──────── INFORMATION SHOWN ────────

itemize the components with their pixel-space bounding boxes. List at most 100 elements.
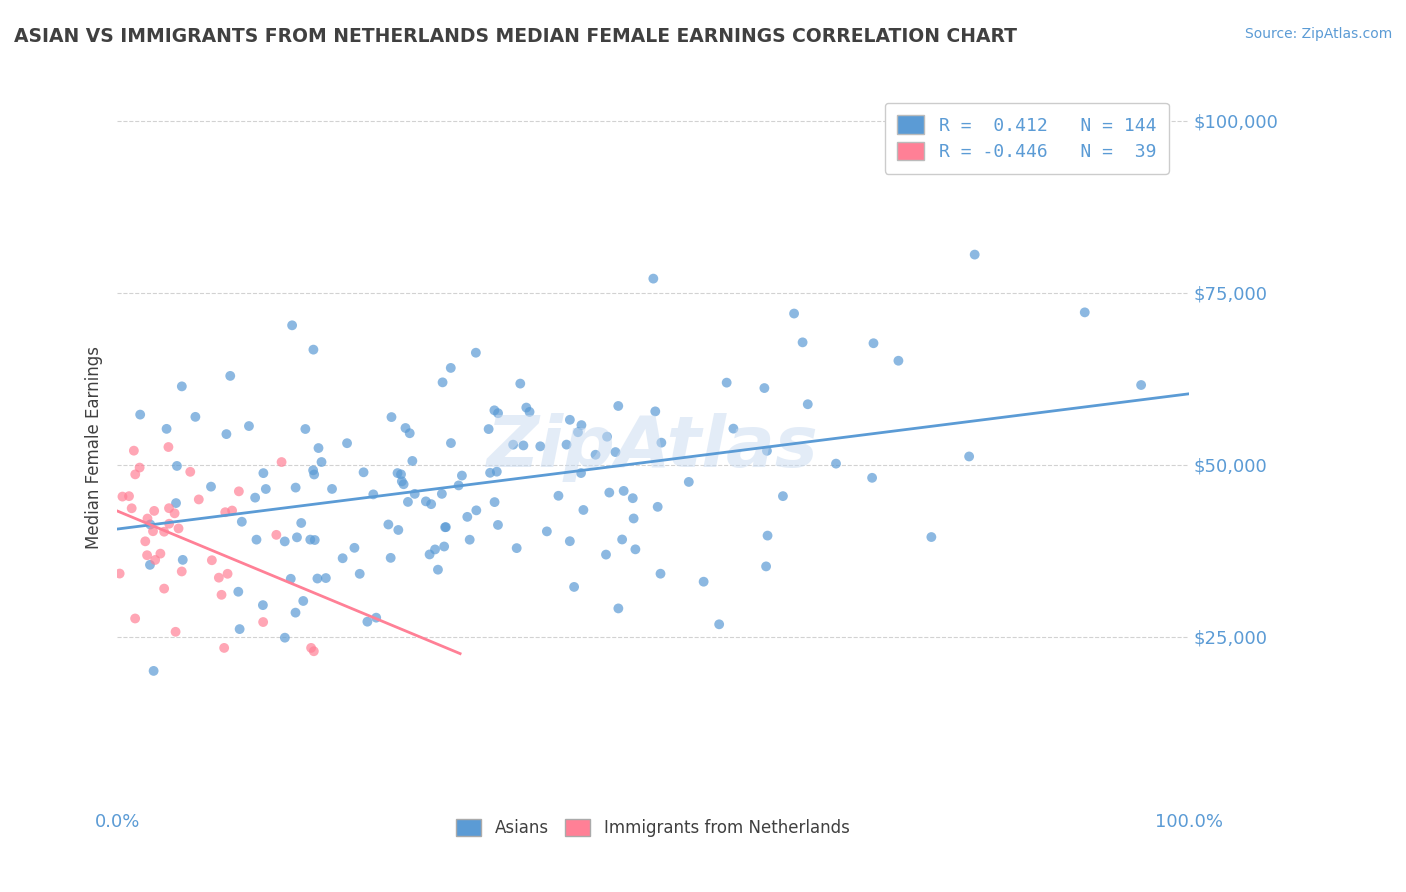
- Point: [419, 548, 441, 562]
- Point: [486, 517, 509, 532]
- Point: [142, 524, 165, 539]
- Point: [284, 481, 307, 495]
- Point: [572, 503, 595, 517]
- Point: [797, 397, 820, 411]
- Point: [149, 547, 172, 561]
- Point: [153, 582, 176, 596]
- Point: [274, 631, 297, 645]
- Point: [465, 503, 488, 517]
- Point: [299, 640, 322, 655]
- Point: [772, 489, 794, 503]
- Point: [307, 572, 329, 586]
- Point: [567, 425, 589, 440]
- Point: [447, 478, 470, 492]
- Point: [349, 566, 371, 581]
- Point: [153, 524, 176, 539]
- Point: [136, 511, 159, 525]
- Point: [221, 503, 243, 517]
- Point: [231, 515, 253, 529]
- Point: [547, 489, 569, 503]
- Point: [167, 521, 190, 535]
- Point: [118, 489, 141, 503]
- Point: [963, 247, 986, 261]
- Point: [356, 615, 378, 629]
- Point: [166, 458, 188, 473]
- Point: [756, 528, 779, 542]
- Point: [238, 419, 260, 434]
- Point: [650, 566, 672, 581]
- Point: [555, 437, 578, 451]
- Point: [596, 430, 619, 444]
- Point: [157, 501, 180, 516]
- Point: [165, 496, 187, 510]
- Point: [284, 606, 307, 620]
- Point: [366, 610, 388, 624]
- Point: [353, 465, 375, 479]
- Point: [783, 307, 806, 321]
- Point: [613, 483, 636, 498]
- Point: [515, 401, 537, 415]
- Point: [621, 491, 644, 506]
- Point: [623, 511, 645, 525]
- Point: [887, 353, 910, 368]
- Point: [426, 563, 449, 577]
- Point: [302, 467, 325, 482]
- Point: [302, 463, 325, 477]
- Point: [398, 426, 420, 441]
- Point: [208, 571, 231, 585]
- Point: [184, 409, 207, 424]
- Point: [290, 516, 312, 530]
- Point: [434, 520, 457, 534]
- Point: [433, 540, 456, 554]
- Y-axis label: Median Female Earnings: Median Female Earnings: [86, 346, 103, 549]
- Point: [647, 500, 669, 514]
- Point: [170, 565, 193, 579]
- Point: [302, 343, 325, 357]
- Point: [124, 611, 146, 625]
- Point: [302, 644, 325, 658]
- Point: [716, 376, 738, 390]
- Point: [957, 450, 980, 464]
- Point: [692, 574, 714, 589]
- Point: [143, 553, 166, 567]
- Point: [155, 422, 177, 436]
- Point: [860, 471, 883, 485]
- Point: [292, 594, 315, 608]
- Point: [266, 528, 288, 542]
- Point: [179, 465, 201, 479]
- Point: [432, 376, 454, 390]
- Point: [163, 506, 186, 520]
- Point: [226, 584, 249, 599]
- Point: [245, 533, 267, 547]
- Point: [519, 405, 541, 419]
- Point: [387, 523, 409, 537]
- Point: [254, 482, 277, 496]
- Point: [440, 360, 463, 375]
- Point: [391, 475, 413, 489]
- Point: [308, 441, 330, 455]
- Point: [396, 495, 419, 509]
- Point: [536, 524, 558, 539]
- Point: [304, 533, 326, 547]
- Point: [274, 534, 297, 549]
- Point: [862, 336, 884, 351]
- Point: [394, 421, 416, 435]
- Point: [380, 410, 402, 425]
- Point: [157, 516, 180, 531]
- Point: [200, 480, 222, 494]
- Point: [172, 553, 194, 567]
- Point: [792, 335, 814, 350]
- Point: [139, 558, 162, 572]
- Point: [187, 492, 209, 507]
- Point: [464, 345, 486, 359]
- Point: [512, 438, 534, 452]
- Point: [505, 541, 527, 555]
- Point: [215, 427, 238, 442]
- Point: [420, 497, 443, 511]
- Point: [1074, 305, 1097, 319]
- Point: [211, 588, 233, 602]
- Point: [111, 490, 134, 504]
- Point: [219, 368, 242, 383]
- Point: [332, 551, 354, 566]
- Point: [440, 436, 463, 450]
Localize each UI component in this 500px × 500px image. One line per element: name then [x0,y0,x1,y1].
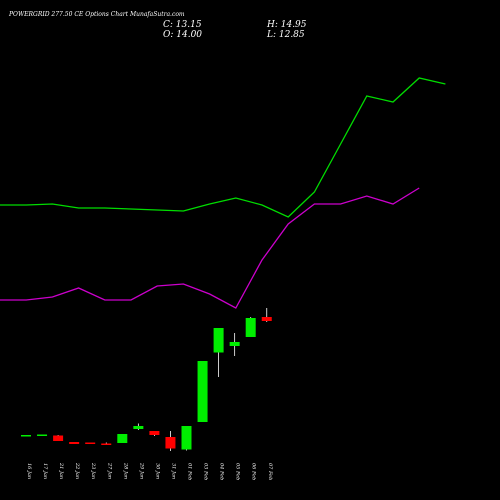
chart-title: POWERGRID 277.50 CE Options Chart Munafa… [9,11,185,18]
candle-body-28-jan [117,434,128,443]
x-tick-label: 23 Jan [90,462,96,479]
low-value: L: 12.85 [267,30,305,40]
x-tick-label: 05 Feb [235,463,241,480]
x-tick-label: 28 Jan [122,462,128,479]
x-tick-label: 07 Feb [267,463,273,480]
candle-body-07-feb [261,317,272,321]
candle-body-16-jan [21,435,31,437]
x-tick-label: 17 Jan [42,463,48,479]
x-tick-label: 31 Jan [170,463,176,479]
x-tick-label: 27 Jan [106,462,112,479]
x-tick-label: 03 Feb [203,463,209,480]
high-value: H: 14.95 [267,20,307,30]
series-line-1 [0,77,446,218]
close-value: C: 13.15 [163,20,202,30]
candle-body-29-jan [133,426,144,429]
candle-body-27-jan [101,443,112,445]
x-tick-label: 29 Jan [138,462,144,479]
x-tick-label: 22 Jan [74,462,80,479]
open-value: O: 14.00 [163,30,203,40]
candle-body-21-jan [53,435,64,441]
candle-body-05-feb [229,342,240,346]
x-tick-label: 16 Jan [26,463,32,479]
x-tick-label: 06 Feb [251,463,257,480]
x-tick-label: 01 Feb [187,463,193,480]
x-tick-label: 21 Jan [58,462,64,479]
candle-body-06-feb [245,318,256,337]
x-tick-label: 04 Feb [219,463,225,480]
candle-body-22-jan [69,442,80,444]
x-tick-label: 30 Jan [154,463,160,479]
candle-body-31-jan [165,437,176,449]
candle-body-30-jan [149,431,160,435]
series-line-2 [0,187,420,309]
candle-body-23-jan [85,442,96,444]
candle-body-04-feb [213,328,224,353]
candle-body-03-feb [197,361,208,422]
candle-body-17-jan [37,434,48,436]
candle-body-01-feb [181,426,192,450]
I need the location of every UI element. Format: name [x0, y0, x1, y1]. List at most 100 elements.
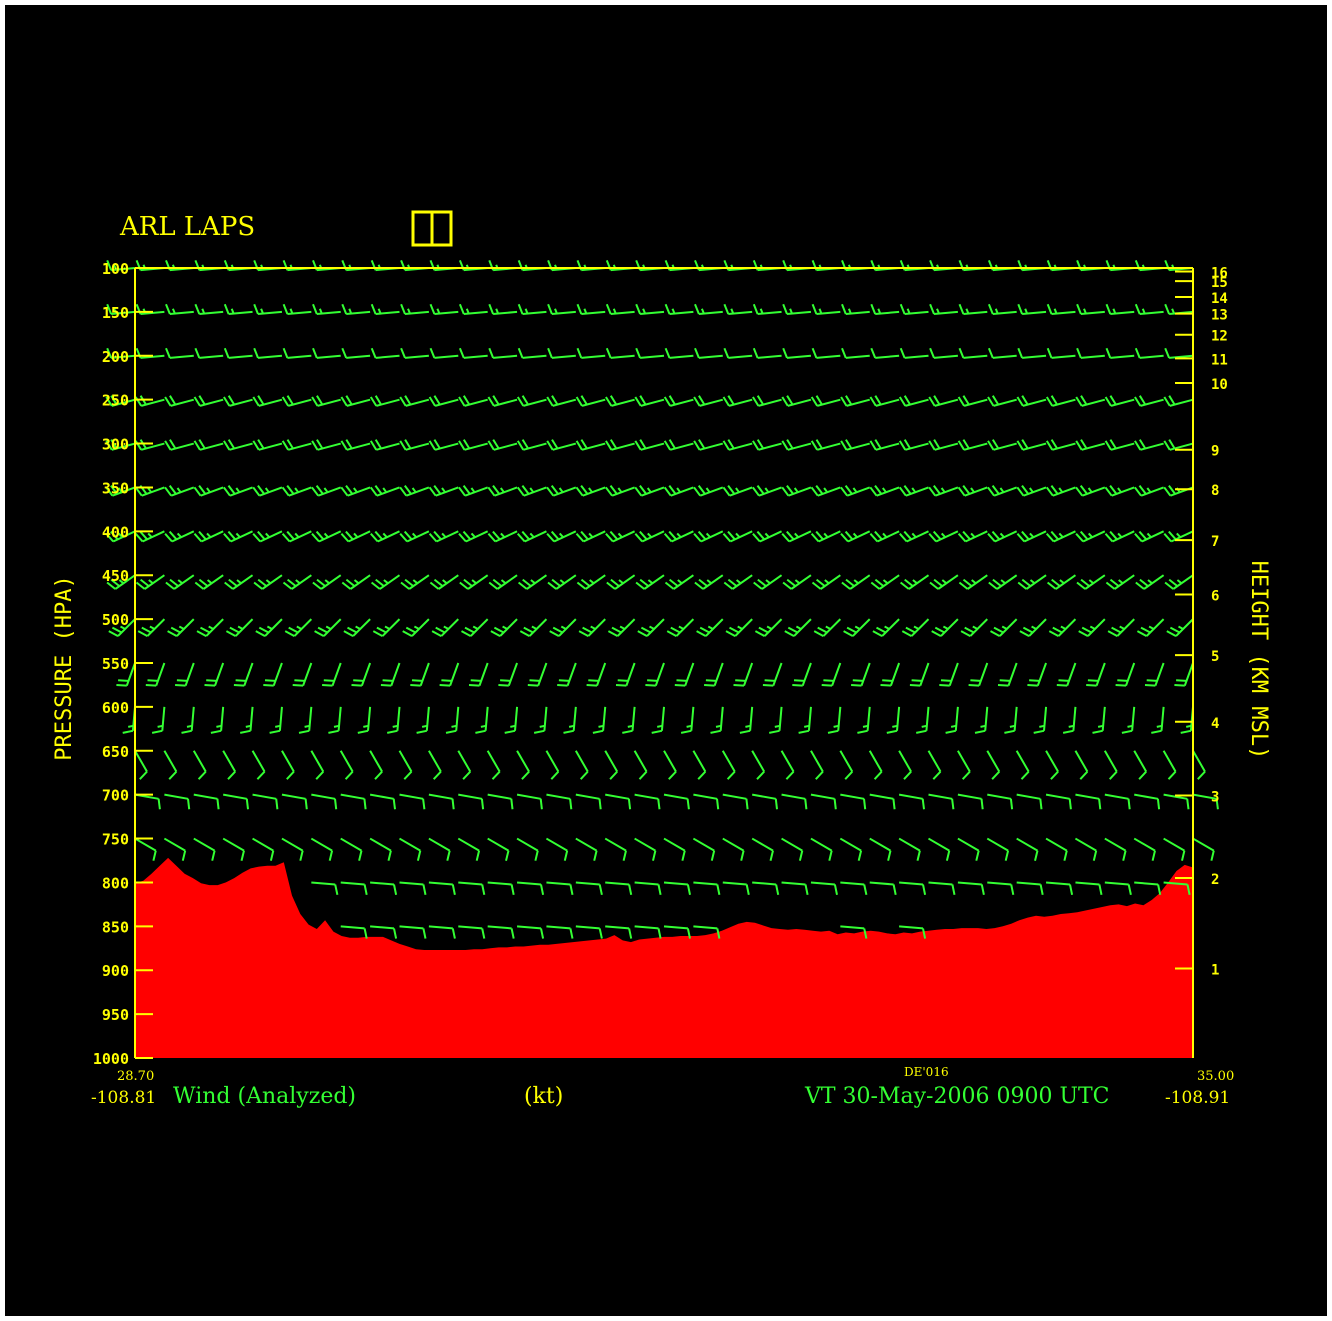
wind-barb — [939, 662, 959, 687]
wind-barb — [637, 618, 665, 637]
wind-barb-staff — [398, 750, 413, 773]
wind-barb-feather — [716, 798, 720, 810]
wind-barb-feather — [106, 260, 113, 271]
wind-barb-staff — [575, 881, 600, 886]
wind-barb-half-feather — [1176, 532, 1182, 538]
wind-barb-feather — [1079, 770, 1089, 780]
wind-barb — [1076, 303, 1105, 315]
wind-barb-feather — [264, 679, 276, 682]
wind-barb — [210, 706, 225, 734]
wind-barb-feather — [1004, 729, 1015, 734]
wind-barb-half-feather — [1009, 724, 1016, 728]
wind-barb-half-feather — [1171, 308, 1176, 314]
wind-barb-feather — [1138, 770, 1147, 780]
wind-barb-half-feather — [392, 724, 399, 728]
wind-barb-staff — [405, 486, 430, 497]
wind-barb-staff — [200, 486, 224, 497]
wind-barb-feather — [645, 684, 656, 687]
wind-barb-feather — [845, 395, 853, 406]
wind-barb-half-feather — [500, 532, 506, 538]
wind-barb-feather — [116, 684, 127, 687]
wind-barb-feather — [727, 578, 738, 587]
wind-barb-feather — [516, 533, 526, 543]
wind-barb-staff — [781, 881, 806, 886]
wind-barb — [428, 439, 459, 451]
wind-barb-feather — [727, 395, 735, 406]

────────

TASK TO CARRY OUT - Rewrite every line of the records with each "Point" changed to "Marker", leaving everything else as it stands and omitting the pictures.

ANSWER FOR THE TASK -
itemize the components with their pixel-space bounding boxes. List at most 100 elements.
- Marker: [419, 548, 441, 562]
- Marker: [486, 517, 509, 532]
- Marker: [142, 524, 165, 539]
- Marker: [284, 481, 307, 495]
- Marker: [572, 503, 595, 517]
- Marker: [797, 397, 820, 411]
- Marker: [149, 547, 172, 561]
- Marker: [153, 582, 176, 596]
- Marker: [274, 631, 297, 645]
- Marker: [465, 503, 488, 517]
- Marker: [299, 640, 322, 655]
- Marker: [772, 489, 794, 503]
- Marker: [307, 572, 329, 586]
- Marker: [567, 425, 589, 440]
- Marker: [447, 478, 470, 492]
- Marker: [349, 566, 371, 581]
- Marker: [153, 524, 176, 539]
- Marker: [136, 511, 159, 525]
- Marker: [221, 503, 243, 517]
- Marker: [231, 515, 253, 529]
- Marker: [547, 489, 569, 503]
- Marker: [167, 521, 190, 535]
- Marker: [118, 489, 141, 503]
- Marker: [963, 247, 986, 261]
- Marker: [356, 615, 378, 629]
- Marker: [166, 458, 188, 473]
- Marker: [756, 528, 779, 542]
- Marker: [238, 419, 260, 434]
- Marker: [650, 566, 672, 581]
- Marker: [555, 437, 578, 451]
- Marker: [596, 430, 619, 444]
- Marker: [157, 501, 180, 516]
- Marker: [165, 496, 187, 510]
- Marker: [284, 606, 307, 620]
- Marker: [366, 610, 388, 624]
- Marker: [353, 465, 375, 479]
- Marker: [783, 307, 806, 321]
- Marker: [613, 483, 636, 498]
- Marker: [515, 401, 537, 415]
- Marker: [621, 491, 644, 506]
- Marker: [623, 511, 645, 525]
- Marker: [887, 353, 910, 368]
- Marker: [426, 563, 449, 577]
- Marker: [302, 467, 325, 482]
- Marker: [302, 463, 325, 477]
- Marker: [398, 426, 420, 441]
- Marker: [208, 571, 231, 585]
- Marker: [184, 409, 207, 424]
- Marker: [290, 516, 312, 530]
- Marker: [434, 520, 457, 534]
- Marker: [433, 540, 456, 554]
- Y-axis label: Median Female Earnings: Median Female Earnings: [86, 346, 103, 549]
- Marker: [647, 500, 669, 514]
- Marker: [170, 565, 193, 579]
- Marker: [302, 343, 325, 357]
- Marker: [124, 611, 146, 625]
- Marker: [302, 644, 325, 658]
- Marker: [716, 376, 738, 390]
- Marker: [957, 450, 980, 464]
- Marker: [692, 574, 714, 589]
- Marker: [143, 553, 166, 567]
- Marker: [155, 422, 177, 436]
- Marker: [860, 471, 883, 485]
- Marker: [292, 594, 315, 608]
- Marker: [266, 528, 288, 542]
- Marker: [179, 465, 201, 479]
- Marker: [432, 376, 454, 390]
- Marker: [163, 506, 186, 520]
- Marker: [226, 584, 249, 599]
- Marker: [245, 533, 267, 547]
- Marker: [519, 405, 541, 419]
- Marker: [387, 523, 409, 537]
- Marker: [254, 482, 277, 496]
- Marker: [440, 360, 463, 375]
- Marker: [391, 475, 413, 489]
- Marker: [308, 441, 330, 455]
- Marker: [396, 495, 419, 509]
- Marker: [536, 524, 558, 539]
- Marker: [304, 533, 326, 547]
- Marker: [274, 534, 297, 549]
- Marker: [862, 336, 884, 351]
- Marker: [394, 421, 416, 435]
- Marker: [380, 410, 402, 425]
- Marker: [157, 516, 180, 531]
- Marker: [200, 480, 222, 494]
- Marker: [172, 553, 194, 567]
- Marker: [792, 335, 814, 350]
- Marker: [139, 558, 162, 572]
- Marker: [187, 492, 209, 507]
- Marker: [464, 345, 486, 359]
- Marker: [512, 438, 534, 452]
- Marker: [505, 541, 527, 555]
- Marker: [215, 427, 238, 442]
- Marker: [420, 497, 443, 511]
- Marker: [1074, 305, 1097, 319]
- Marker: [211, 588, 233, 602]
- Marker: [111, 490, 134, 504]
- Marker: [219, 368, 242, 383]
- Marker: [332, 551, 354, 566]
- Marker: [440, 436, 463, 450]
Localize each UI component in this 500px × 500px image. One line per element: name then [x0,y0,x1,y1].
chart-title: POWERGRID 277.50 CE Options Chart Munafa… [9,11,185,18]
candle-body-28-jan [117,434,128,443]
x-tick-label: 23 Jan [90,462,96,479]
low-value: L: 12.85 [267,30,305,40]
x-tick-label: 05 Feb [235,463,241,480]
x-tick-label: 28 Jan [122,462,128,479]
x-tick-label: 07 Feb [267,463,273,480]
candle-body-07-feb [261,317,272,321]
candle-body-16-jan [21,435,31,437]
x-tick-label: 17 Jan [42,463,48,479]
x-tick-label: 31 Jan [170,463,176,479]
x-tick-label: 27 Jan [106,462,112,479]
x-tick-label: 03 Feb [203,463,209,480]
high-value: H: 14.95 [267,20,307,30]
series-line-1 [0,77,446,218]
close-value: C: 13.15 [163,20,202,30]
candle-body-29-jan [133,426,144,429]
candle-body-27-jan [101,443,112,445]
x-tick-label: 29 Jan [138,462,144,479]
x-tick-label: 22 Jan [74,462,80,479]
open-value: O: 14.00 [163,30,203,40]
candle-body-21-jan [53,435,64,441]
candle-body-05-feb [229,342,240,346]
x-tick-label: 16 Jan [26,463,32,479]
x-tick-label: 06 Feb [251,463,257,480]
x-tick-label: 01 Feb [187,463,193,480]
x-tick-label: 21 Jan [58,462,64,479]
candle-body-06-feb [245,318,256,337]
x-tick-label: 04 Feb [219,463,225,480]
candle-body-22-jan [69,442,80,444]
x-tick-label: 30 Jan [154,463,160,479]
candle-body-31-jan [165,437,176,449]
candle-body-30-jan [149,431,160,435]
series-line-2 [0,187,420,309]
candle-body-23-jan [85,442,96,444]
candle-body-04-feb [213,328,224,353]
candle-body-03-feb [197,361,208,422]
candle-body-17-jan [37,434,48,436]
candle-body-01-feb [181,426,192,450]
I need the location of every UI element. Format: name [x0, y0, x1, y1]. List at most 100 elements.
wind-barb — [939, 662, 959, 687]
wind-barb — [637, 618, 665, 637]
wind-barb-staff — [398, 750, 413, 773]
wind-barb-feather — [716, 798, 720, 810]
wind-barb-feather — [106, 260, 113, 271]
wind-barb-staff — [575, 881, 600, 886]
wind-barb-half-feather — [1176, 532, 1182, 538]
wind-barb-feather — [1079, 770, 1089, 780]
wind-barb — [1076, 303, 1105, 315]
wind-barb-feather — [264, 679, 276, 682]
wind-barb — [210, 706, 225, 734]
wind-barb-feather — [1004, 729, 1015, 734]
wind-barb-half-feather — [1009, 724, 1016, 728]
wind-barb-half-feather — [1171, 308, 1176, 314]
wind-barb-feather — [1138, 770, 1147, 780]
wind-barb-half-feather — [392, 724, 399, 728]
wind-barb-staff — [405, 486, 430, 497]
wind-barb-staff — [200, 486, 224, 497]
wind-barb-feather — [645, 684, 656, 687]
wind-barb-feather — [845, 395, 853, 406]
wind-barb-half-feather — [500, 532, 506, 538]
wind-barb-feather — [116, 684, 127, 687]
wind-barb-feather — [727, 578, 738, 587]
wind-barb-feather — [516, 533, 526, 543]
wind-barb-staff — [781, 881, 806, 886]
wind-barb — [428, 439, 459, 451]
wind-barb-feather — [727, 395, 735, 406]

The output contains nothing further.